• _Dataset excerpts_
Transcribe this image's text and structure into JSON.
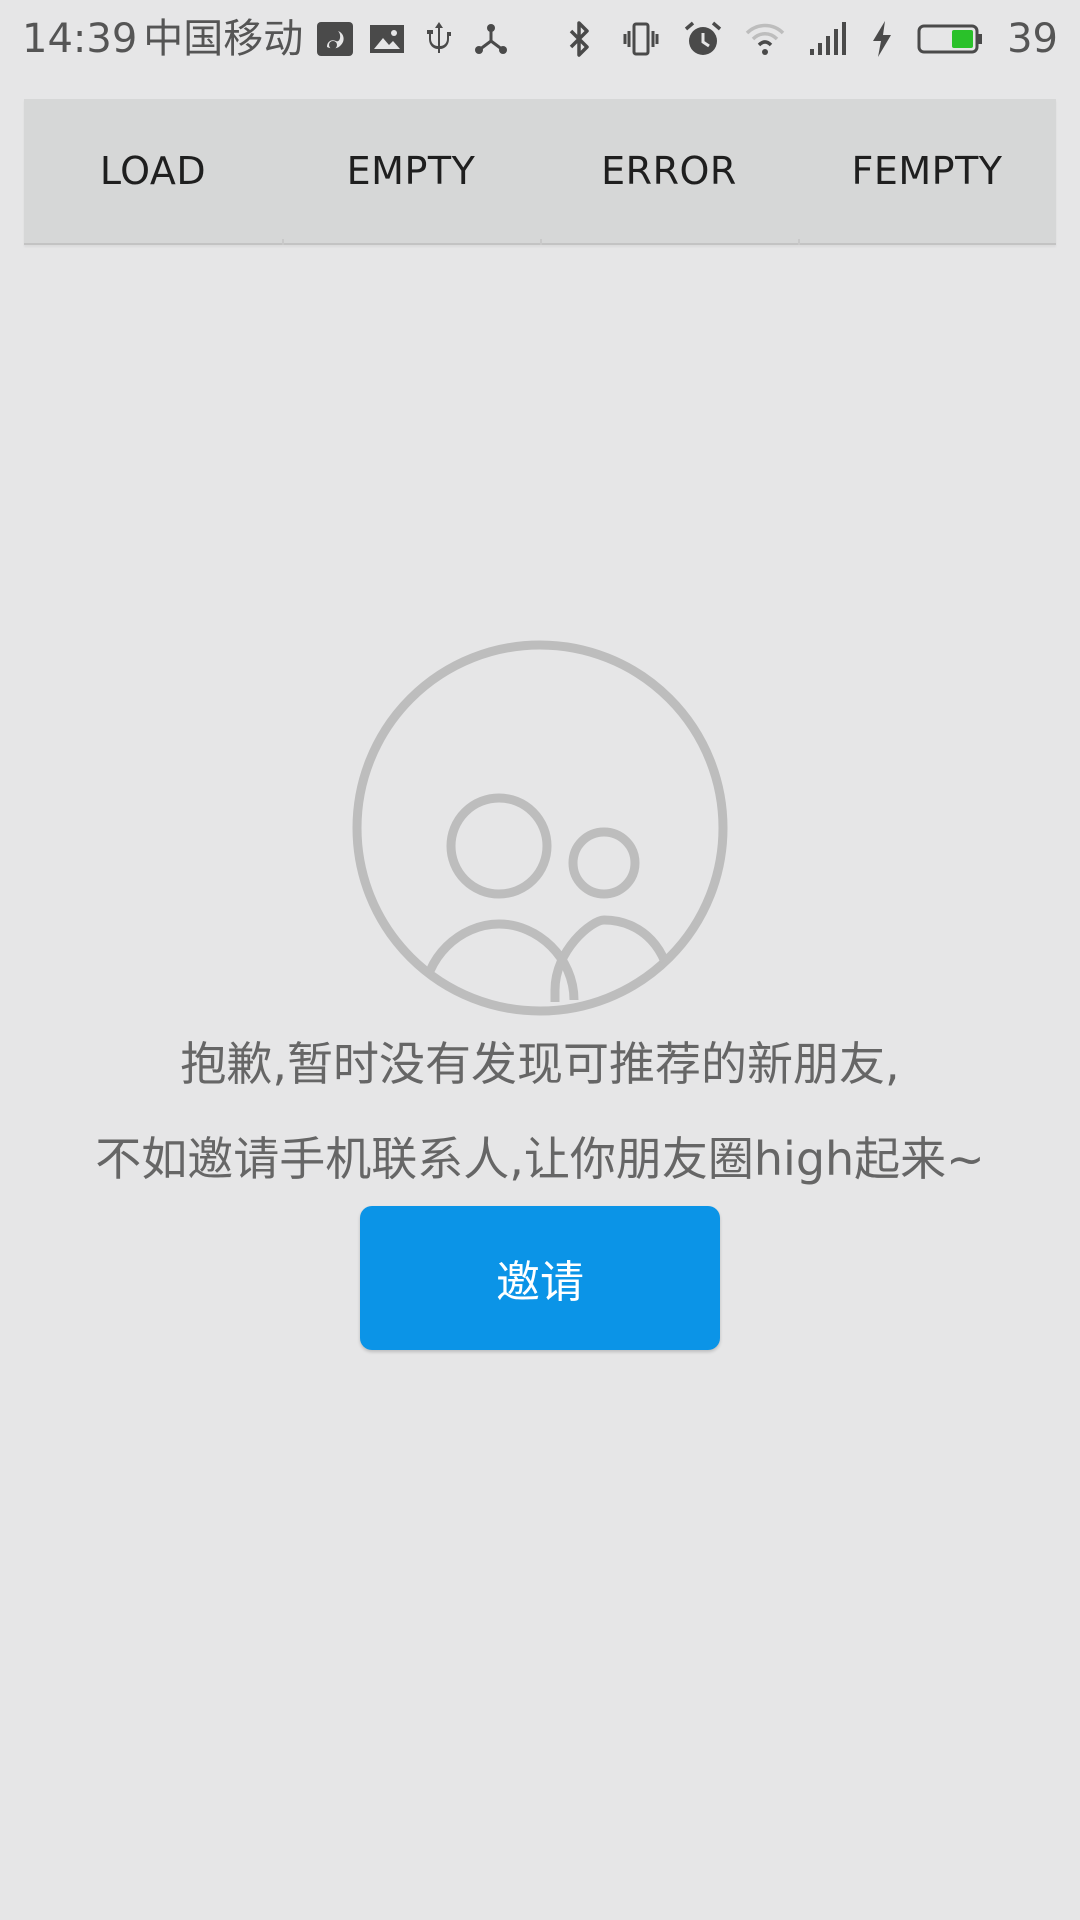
{
  "status_bar": {
    "time": "14:39",
    "carrier": "中国移动",
    "battery_level": "39",
    "battery_color": "#2ac12a",
    "left_icons": [
      "uc-browser-icon",
      "image-icon",
      "usb-icon",
      "share-icon"
    ],
    "right_icons": [
      "bluetooth-icon",
      "vibrate-icon",
      "alarm-icon",
      "wifi-icon",
      "signal-icon",
      "charging-icon",
      "battery-icon"
    ]
  },
  "tabs": [
    {
      "label": "LOAD"
    },
    {
      "label": "EMPTY"
    },
    {
      "label": "ERROR"
    },
    {
      "label": "FEMPTY"
    }
  ],
  "empty_state": {
    "icon": "friends-icon",
    "message_line_1": "抱歉,暂时没有发现可推荐的新朋友,",
    "message_line_2": "不如邀请手机联系人,让你朋友圈high起来~",
    "invite_label": "邀请"
  },
  "colors": {
    "background": "#e6e6e7",
    "tab_bar": "#d6d7d7",
    "button": "#0b94e7",
    "illustration": "#bdbdbd"
  }
}
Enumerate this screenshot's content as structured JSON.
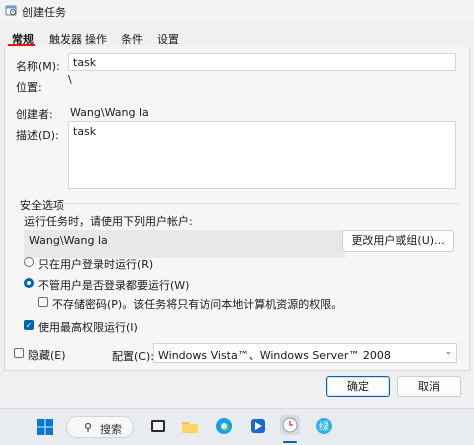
{
  "window": {
    "title": "创建任务"
  },
  "tabs": [
    {
      "label": "常规",
      "active": true
    },
    {
      "label": "触发器"
    },
    {
      "label": "操作"
    },
    {
      "label": "条件"
    },
    {
      "label": "设置"
    }
  ],
  "general": {
    "name_label": "名称(M):",
    "name_value": "task",
    "location_label": "位置:",
    "location_value": "\\",
    "author_label": "创建者:",
    "author_value": "Wang\\Wang la",
    "description_label": "描述(D):",
    "description_value": "task"
  },
  "security": {
    "group_title": "安全选项",
    "run_as_label": "运行任务时，请使用下列用户帐户:",
    "user_account": "Wang\\Wang la",
    "change_user_button": "更改用户或组(U)...",
    "radio_logged_on": "只在用户登录时运行(R)",
    "radio_whether": "不管用户是否登录都要运行(W)",
    "selected_radio": "whether",
    "no_password_label": "不存储密码(P)。该任务将只有访问本地计算机资源的权限。",
    "no_password_checked": false,
    "highest_privileges_label": "使用最高权限运行(I)",
    "highest_privileges_checked": true
  },
  "bottom": {
    "hidden_label": "隐藏(E)",
    "hidden_checked": false,
    "configure_label": "配置(C):",
    "configure_value": "Windows Vista™、Windows Server™ 2008",
    "ok_button": "确定",
    "cancel_button": "取消"
  },
  "taskbar": {
    "search_text": "搜索",
    "icons": [
      "start-icon",
      "search-icon",
      "task-view-icon",
      "file-explorer-icon",
      "edge-icon",
      "app-icon",
      "clock-app-icon",
      "app-icon"
    ]
  },
  "colors": {
    "accent": "#0063b1",
    "active_tab_underline": "#e11111",
    "background": "#f0f0f0"
  }
}
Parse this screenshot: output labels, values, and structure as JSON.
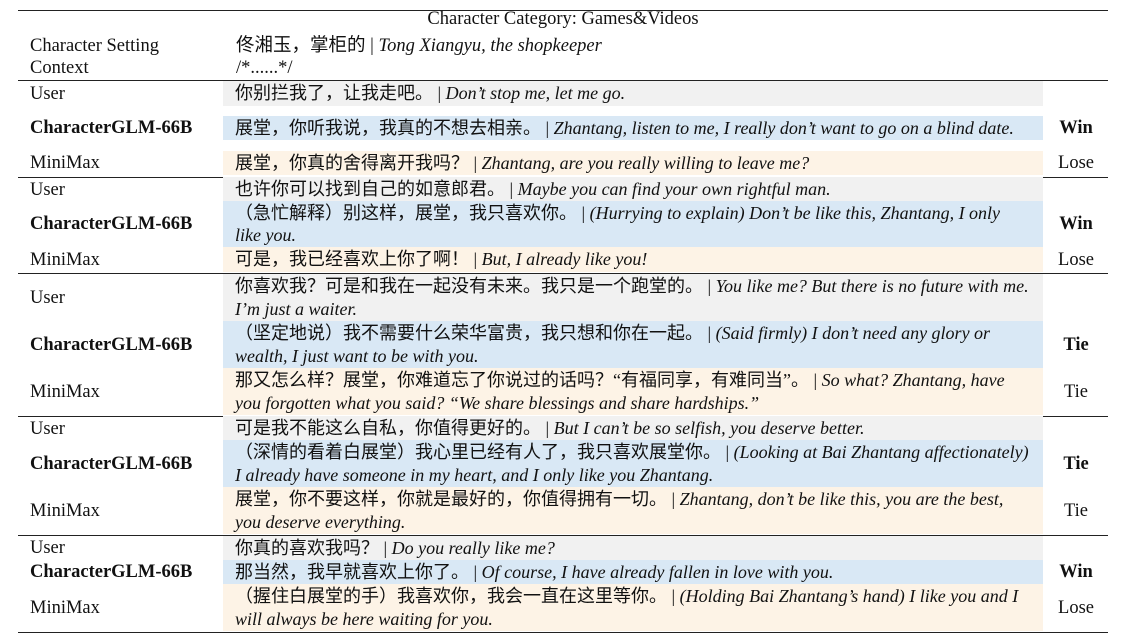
{
  "header": {
    "category": "Character Category: Games&Videos",
    "setting_label_1": "Character Setting",
    "setting_label_2": "Context",
    "setting_cn": "佟湘玉，掌柜的",
    "setting_sep": " | ",
    "setting_en": "Tong Xiangyu, the shopkeeper",
    "context": "/*......*/"
  },
  "blocks": [
    {
      "user": {
        "role": "User",
        "cn": "你别拦我了，让我走吧。",
        "en": "Don’t stop me, let me go."
      },
      "glm": {
        "role": "CharacterGLM-66B",
        "cn": "展堂，你听我说，我真的不想去相亲。",
        "en": "Zhantang, listen to me, I really don’t want to go on a blind date.",
        "result": "Win"
      },
      "mm": {
        "role": "MiniMax",
        "cn": "展堂，你真的舍得离开我吗？",
        "en": "Zhantang, are you really willing to leave me?",
        "result": "Lose"
      }
    },
    {
      "user": {
        "role": "User",
        "cn": "也许你可以找到自己的如意郎君。",
        "en": "Maybe you can find your own rightful man."
      },
      "glm": {
        "role": "CharacterGLM-66B",
        "cn": "（急忙解释）别这样，展堂，我只喜欢你。",
        "en": "(Hurrying to explain) Don’t be like this, Zhantang, I only like you.",
        "result": "Win"
      },
      "mm": {
        "role": "MiniMax",
        "cn": "可是，我已经喜欢上你了啊！",
        "en": "But, I already like you!",
        "result": "Lose"
      }
    },
    {
      "user": {
        "role": "User",
        "cn": "你喜欢我？可是和我在一起没有未来。我只是一个跑堂的。",
        "en": "You like me? But there is no future with me. I’m just a waiter."
      },
      "glm": {
        "role": "CharacterGLM-66B",
        "cn": "（坚定地说）我不需要什么荣华富贵，我只想和你在一起。",
        "en": "(Said firmly) I don’t need any glory or wealth, I just want to be with you.",
        "result": "Tie"
      },
      "mm": {
        "role": "MiniMax",
        "cn": "那又怎么样？展堂，你难道忘了你说过的话吗？“有福同享，有难同当”。",
        "en": "So what? Zhantang, have you forgotten what you said? “We share blessings and share hardships.”",
        "result": "Tie"
      }
    },
    {
      "user": {
        "role": "User",
        "cn": "可是我不能这么自私，你值得更好的。",
        "en": "But I can’t be so selfish, you deserve better."
      },
      "glm": {
        "role": "CharacterGLM-66B",
        "cn": "（深情的看着白展堂）我心里已经有人了，我只喜欢展堂你。",
        "en": "(Looking at Bai Zhantang affectionately) I already have someone in my heart, and I only like you Zhantang.",
        "result": "Tie"
      },
      "mm": {
        "role": "MiniMax",
        "cn": "展堂，你不要这样，你就是最好的，你值得拥有一切。",
        "en": "Zhantang, don’t be like this, you are the best, you deserve everything.",
        "result": "Tie"
      }
    },
    {
      "user": {
        "role": "User",
        "cn": "你真的喜欢我吗？",
        "en": "Do you really like me?"
      },
      "glm": {
        "role": "CharacterGLM-66B",
        "cn": "那当然，我早就喜欢上你了。",
        "en": "Of course, I have already fallen in love with you.",
        "result": "Win"
      },
      "mm": {
        "role": "MiniMax",
        "cn": "（握住白展堂的手）我喜欢你，我会一直在这里等你。",
        "en": "(Holding Bai Zhantang’s hand) I like you and I will always be here waiting for you.",
        "result": "Lose"
      }
    }
  ],
  "separator": " | ",
  "colors": {
    "user_bg": "#f1f1f1",
    "glm_bg": "#d9e8f5",
    "minimax_bg": "#fdf3e6"
  }
}
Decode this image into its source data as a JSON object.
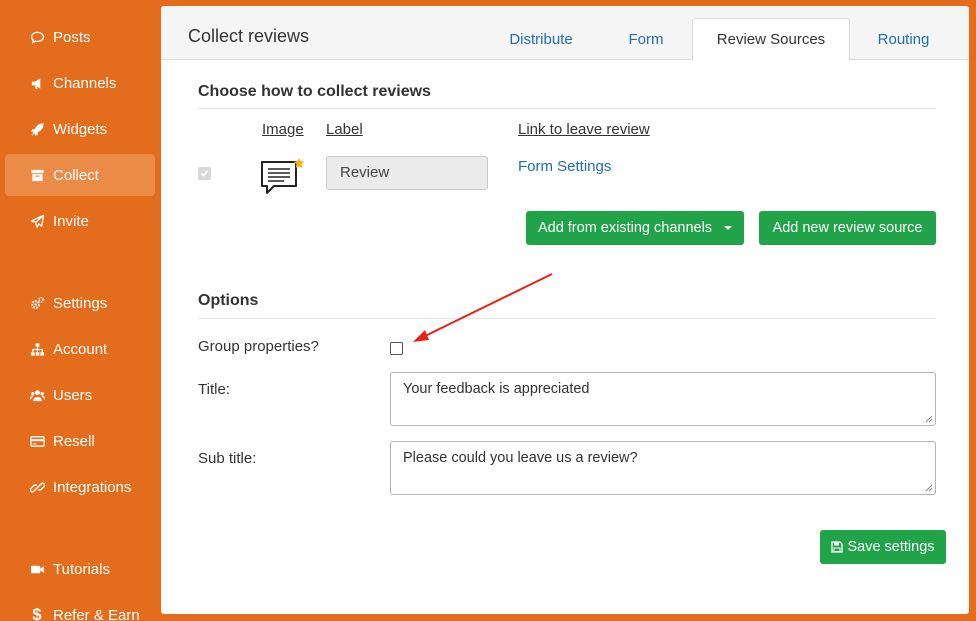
{
  "sidebar": {
    "items": [
      {
        "label": "Posts",
        "icon": "comment-icon"
      },
      {
        "label": "Channels",
        "icon": "megaphone-icon"
      },
      {
        "label": "Widgets",
        "icon": "rocket-icon"
      },
      {
        "label": "Collect",
        "icon": "archive-icon",
        "active": true
      },
      {
        "label": "Invite",
        "icon": "paper-plane-icon"
      },
      {
        "label": "Settings",
        "icon": "gears-icon"
      },
      {
        "label": "Account",
        "icon": "sitemap-icon"
      },
      {
        "label": "Users",
        "icon": "users-icon"
      },
      {
        "label": "Resell",
        "icon": "credit-card-icon"
      },
      {
        "label": "Integrations",
        "icon": "link-icon"
      },
      {
        "label": "Tutorials",
        "icon": "video-camera-icon"
      },
      {
        "label": "Refer & Earn",
        "icon": "dollar-icon"
      }
    ]
  },
  "header": {
    "title": "Collect reviews",
    "tabs": [
      {
        "label": "Distribute"
      },
      {
        "label": "Form"
      },
      {
        "label": "Review Sources",
        "active": true
      },
      {
        "label": "Routing"
      }
    ]
  },
  "sources": {
    "heading": "Choose how to collect reviews",
    "col_image": "Image",
    "col_label": "Label",
    "col_link": "Link to leave review",
    "row": {
      "label_value": "Review",
      "link_text": "Form Settings",
      "checked": true
    },
    "add_existing_label": "Add from existing channels",
    "add_new_label": "Add new review source"
  },
  "options": {
    "heading": "Options",
    "group_label": "Group properties?",
    "group_checked": false,
    "title_label": "Title:",
    "title_value": "Your feedback is appreciated",
    "subtitle_label": "Sub title:",
    "subtitle_value": "Please could you leave us a review?",
    "save_label": "Save settings"
  },
  "colors": {
    "brand_orange": "#e46c1d",
    "active_nav": "#ec8a48",
    "link_blue": "#1f6fb5",
    "button_green": "#21a34a",
    "annotation_red": "#e8221b"
  }
}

• _Set exercise_
Your task is to collect every line above that contains the word "already".

• _Expected answer_
        "en": "But, I already like you!",
        "en": "(Looking at Bai Zhantang affectionately) I already have someone in my heart, and I only like you Zhantang.",
        "en": "Of course, I have already fallen in love with you.",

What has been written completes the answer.